■ Exercise goal ■
Which of the lines below contain the string "sporules"? Pull each one out of the data.

■ Data to use ■
_ _ _ _
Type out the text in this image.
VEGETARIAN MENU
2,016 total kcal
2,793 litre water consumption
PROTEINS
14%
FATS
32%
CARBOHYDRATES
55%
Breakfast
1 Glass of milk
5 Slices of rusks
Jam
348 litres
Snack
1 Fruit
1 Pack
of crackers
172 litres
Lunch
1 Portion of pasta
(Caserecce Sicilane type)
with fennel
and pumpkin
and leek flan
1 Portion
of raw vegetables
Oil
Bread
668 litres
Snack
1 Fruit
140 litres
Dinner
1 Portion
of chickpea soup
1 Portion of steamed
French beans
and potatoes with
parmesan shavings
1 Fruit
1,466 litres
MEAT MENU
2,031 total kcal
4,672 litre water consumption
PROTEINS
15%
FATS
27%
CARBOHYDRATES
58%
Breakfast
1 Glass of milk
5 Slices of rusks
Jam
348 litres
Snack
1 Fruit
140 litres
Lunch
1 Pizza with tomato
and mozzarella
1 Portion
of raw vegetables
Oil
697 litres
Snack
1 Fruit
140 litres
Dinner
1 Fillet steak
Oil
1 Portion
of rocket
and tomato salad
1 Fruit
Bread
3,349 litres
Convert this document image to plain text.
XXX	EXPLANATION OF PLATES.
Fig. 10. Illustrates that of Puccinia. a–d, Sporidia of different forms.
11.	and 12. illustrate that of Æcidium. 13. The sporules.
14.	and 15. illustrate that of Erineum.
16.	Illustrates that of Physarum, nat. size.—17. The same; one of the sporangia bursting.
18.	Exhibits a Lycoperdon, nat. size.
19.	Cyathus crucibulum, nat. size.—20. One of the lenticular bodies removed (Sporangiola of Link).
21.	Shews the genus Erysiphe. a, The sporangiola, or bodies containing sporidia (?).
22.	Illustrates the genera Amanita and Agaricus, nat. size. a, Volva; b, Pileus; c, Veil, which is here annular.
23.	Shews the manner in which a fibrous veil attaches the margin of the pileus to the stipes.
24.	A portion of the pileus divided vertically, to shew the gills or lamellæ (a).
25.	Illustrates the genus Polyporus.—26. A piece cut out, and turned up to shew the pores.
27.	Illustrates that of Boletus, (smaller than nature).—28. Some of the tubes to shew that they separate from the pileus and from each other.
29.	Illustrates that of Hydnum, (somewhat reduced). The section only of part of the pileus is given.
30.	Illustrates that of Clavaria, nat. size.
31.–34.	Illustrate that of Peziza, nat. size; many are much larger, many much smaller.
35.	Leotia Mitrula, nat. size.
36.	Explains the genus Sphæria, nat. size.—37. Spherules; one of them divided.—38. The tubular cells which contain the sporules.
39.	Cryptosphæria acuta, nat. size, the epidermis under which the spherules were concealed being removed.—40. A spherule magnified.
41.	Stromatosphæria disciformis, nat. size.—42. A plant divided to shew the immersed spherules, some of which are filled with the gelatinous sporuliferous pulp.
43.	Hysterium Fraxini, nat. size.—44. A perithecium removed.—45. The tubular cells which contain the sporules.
_ _ _ _
■ Response area ■
11.	and 12. illustrate that of Æcidium. 13. The sporules.
36.	Explains the genus Sphæria, nat. size.—37. Spherules; one of them divided.—38. The tubular cells which contain the sporules.
43.	Hysterium Fraxini, nat. size.—44. A perithecium removed.—45. The tubular cells which contain the sporules.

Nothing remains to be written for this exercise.